Records contained in a dataset

^^^^

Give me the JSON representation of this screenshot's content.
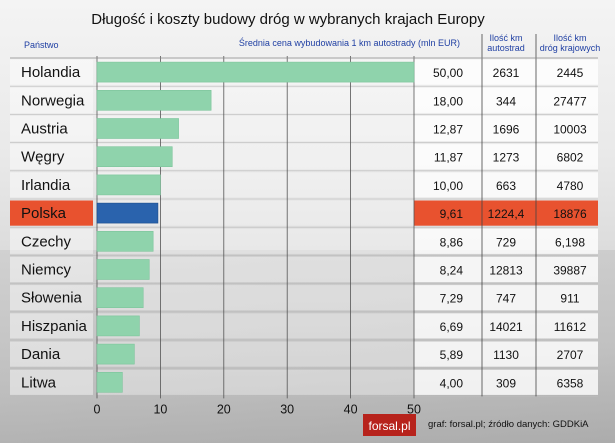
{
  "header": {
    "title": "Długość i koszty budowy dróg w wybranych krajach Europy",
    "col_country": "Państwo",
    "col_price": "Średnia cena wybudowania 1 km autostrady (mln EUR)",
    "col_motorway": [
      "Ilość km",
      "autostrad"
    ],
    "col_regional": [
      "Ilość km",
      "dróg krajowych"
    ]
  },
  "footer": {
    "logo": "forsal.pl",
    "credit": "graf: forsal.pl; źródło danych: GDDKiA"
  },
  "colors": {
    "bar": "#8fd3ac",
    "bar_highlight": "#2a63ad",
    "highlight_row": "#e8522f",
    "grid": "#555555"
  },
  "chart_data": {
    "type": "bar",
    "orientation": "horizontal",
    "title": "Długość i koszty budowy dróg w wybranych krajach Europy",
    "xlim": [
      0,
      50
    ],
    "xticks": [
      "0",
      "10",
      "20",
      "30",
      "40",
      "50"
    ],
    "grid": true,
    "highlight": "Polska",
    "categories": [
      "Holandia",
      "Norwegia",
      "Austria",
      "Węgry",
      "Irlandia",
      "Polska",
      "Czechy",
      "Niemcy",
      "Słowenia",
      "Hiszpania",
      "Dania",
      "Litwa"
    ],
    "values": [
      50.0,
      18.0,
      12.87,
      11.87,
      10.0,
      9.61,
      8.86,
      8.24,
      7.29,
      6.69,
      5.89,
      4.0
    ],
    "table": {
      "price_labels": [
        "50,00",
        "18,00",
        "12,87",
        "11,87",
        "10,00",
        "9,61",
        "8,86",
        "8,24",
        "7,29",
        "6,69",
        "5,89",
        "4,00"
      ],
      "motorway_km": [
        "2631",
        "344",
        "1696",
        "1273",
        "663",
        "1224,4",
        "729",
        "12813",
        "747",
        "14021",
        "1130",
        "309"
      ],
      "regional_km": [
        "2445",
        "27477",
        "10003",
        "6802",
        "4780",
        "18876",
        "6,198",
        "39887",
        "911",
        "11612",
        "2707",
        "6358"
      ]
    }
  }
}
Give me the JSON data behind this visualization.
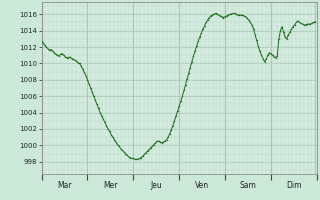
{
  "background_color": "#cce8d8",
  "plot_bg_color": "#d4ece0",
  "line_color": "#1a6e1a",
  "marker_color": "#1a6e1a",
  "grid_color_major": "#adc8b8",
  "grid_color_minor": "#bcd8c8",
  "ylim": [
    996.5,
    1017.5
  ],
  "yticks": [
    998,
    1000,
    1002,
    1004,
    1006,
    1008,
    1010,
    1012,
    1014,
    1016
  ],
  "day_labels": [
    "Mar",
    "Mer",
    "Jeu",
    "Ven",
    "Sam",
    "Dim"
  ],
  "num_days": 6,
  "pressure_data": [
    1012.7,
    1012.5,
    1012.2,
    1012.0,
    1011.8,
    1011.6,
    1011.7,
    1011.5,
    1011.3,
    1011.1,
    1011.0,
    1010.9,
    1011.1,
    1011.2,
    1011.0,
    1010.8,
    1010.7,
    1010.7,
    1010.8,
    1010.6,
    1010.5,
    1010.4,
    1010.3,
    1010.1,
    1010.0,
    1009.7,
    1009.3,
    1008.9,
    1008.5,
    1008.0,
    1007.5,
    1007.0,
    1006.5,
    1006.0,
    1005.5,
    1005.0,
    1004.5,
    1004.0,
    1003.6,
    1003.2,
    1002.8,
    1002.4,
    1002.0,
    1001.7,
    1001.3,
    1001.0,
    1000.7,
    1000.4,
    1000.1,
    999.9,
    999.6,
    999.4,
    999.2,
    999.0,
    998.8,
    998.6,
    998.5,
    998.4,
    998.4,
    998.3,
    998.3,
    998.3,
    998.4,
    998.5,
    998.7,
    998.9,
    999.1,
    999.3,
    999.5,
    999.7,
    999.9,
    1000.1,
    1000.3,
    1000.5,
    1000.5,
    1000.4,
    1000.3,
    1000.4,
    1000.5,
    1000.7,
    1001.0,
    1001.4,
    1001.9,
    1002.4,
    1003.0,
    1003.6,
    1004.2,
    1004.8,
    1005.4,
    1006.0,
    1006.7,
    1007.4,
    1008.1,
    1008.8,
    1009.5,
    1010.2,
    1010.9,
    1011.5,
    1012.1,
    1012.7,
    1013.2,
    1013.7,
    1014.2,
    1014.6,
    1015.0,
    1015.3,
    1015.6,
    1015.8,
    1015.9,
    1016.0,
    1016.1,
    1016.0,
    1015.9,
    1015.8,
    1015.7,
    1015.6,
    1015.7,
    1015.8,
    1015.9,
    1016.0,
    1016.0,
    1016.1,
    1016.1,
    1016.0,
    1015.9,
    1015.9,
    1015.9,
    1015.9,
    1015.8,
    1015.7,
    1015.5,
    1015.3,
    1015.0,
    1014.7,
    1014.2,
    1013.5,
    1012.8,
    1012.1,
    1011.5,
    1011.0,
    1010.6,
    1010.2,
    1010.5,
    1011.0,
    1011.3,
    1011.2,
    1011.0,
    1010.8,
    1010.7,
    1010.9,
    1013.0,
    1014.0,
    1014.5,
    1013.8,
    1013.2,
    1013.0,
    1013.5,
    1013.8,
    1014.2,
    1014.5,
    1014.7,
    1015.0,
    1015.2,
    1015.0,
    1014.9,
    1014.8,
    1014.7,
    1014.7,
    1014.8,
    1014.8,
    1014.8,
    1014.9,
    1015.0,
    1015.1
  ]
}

^^^^

● **Work instructions**
Copy every record above exactly, leaving out any pictures.

● **Written response**
Give me the JSON representation of this screenshot's content.
{
  "header": {
    "title": "Długość i koszty budowy dróg w wybranych krajach Europy",
    "col_country": "Państwo",
    "col_price": "Średnia cena wybudowania 1 km autostrady (mln EUR)",
    "col_motorway": [
      "Ilość km",
      "autostrad"
    ],
    "col_regional": [
      "Ilość km",
      "dróg krajowych"
    ]
  },
  "footer": {
    "logo": "forsal.pl",
    "credit": "graf: forsal.pl; źródło danych: GDDKiA"
  },
  "colors": {
    "bar": "#8fd3ac",
    "bar_highlight": "#2a63ad",
    "highlight_row": "#e8522f",
    "grid": "#555555"
  },
  "chart_data": {
    "type": "bar",
    "orientation": "horizontal",
    "title": "Długość i koszty budowy dróg w wybranych krajach Europy",
    "xlim": [
      0,
      50
    ],
    "xticks": [
      "0",
      "10",
      "20",
      "30",
      "40",
      "50"
    ],
    "grid": true,
    "highlight": "Polska",
    "categories": [
      "Holandia",
      "Norwegia",
      "Austria",
      "Węgry",
      "Irlandia",
      "Polska",
      "Czechy",
      "Niemcy",
      "Słowenia",
      "Hiszpania",
      "Dania",
      "Litwa"
    ],
    "values": [
      50.0,
      18.0,
      12.87,
      11.87,
      10.0,
      9.61,
      8.86,
      8.24,
      7.29,
      6.69,
      5.89,
      4.0
    ],
    "table": {
      "price_labels": [
        "50,00",
        "18,00",
        "12,87",
        "11,87",
        "10,00",
        "9,61",
        "8,86",
        "8,24",
        "7,29",
        "6,69",
        "5,89",
        "4,00"
      ],
      "motorway_km": [
        "2631",
        "344",
        "1696",
        "1273",
        "663",
        "1224,4",
        "729",
        "12813",
        "747",
        "14021",
        "1130",
        "309"
      ],
      "regional_km": [
        "2445",
        "27477",
        "10003",
        "6802",
        "4780",
        "18876",
        "6,198",
        "39887",
        "911",
        "11612",
        "2707",
        "6358"
      ]
    }
  }
}
Give me the JSON data behind this visualization.
{
  "background_color": "#cce8d8",
  "plot_bg_color": "#d4ece0",
  "line_color": "#1a6e1a",
  "marker_color": "#1a6e1a",
  "grid_color_major": "#adc8b8",
  "grid_color_minor": "#bcd8c8",
  "ylim": [
    996.5,
    1017.5
  ],
  "yticks": [
    998,
    1000,
    1002,
    1004,
    1006,
    1008,
    1010,
    1012,
    1014,
    1016
  ],
  "day_labels": [
    "Mar",
    "Mer",
    "Jeu",
    "Ven",
    "Sam",
    "Dim"
  ],
  "num_days": 6,
  "pressure_data": [
    1012.7,
    1012.5,
    1012.2,
    1012.0,
    1011.8,
    1011.6,
    1011.7,
    1011.5,
    1011.3,
    1011.1,
    1011.0,
    1010.9,
    1011.1,
    1011.2,
    1011.0,
    1010.8,
    1010.7,
    1010.7,
    1010.8,
    1010.6,
    1010.5,
    1010.4,
    1010.3,
    1010.1,
    1010.0,
    1009.7,
    1009.3,
    1008.9,
    1008.5,
    1008.0,
    1007.5,
    1007.0,
    1006.5,
    1006.0,
    1005.5,
    1005.0,
    1004.5,
    1004.0,
    1003.6,
    1003.2,
    1002.8,
    1002.4,
    1002.0,
    1001.7,
    1001.3,
    1001.0,
    1000.7,
    1000.4,
    1000.1,
    999.9,
    999.6,
    999.4,
    999.2,
    999.0,
    998.8,
    998.6,
    998.5,
    998.4,
    998.4,
    998.3,
    998.3,
    998.3,
    998.4,
    998.5,
    998.7,
    998.9,
    999.1,
    999.3,
    999.5,
    999.7,
    999.9,
    1000.1,
    1000.3,
    1000.5,
    1000.5,
    1000.4,
    1000.3,
    1000.4,
    1000.5,
    1000.7,
    1001.0,
    1001.4,
    1001.9,
    1002.4,
    1003.0,
    1003.6,
    1004.2,
    1004.8,
    1005.4,
    1006.0,
    1006.7,
    1007.4,
    1008.1,
    1008.8,
    1009.5,
    1010.2,
    1010.9,
    1011.5,
    1012.1,
    1012.7,
    1013.2,
    1013.7,
    1014.2,
    1014.6,
    1015.0,
    1015.3,
    1015.6,
    1015.8,
    1015.9,
    1016.0,
    1016.1,
    1016.0,
    1015.9,
    1015.8,
    1015.7,
    1015.6,
    1015.7,
    1015.8,
    1015.9,
    1016.0,
    1016.0,
    1016.1,
    1016.1,
    1016.0,
    1015.9,
    1015.9,
    1015.9,
    1015.9,
    1015.8,
    1015.7,
    1015.5,
    1015.3,
    1015.0,
    1014.7,
    1014.2,
    1013.5,
    1012.8,
    1012.1,
    1011.5,
    1011.0,
    1010.6,
    1010.2,
    1010.5,
    1011.0,
    1011.3,
    1011.2,
    1011.0,
    1010.8,
    1010.7,
    1010.9,
    1013.0,
    1014.0,
    1014.5,
    1013.8,
    1013.2,
    1013.0,
    1013.5,
    1013.8,
    1014.2,
    1014.5,
    1014.7,
    1015.0,
    1015.2,
    1015.0,
    1014.9,
    1014.8,
    1014.7,
    1014.7,
    1014.8,
    1014.8,
    1014.8,
    1014.9,
    1015.0,
    1015.1
  ]
}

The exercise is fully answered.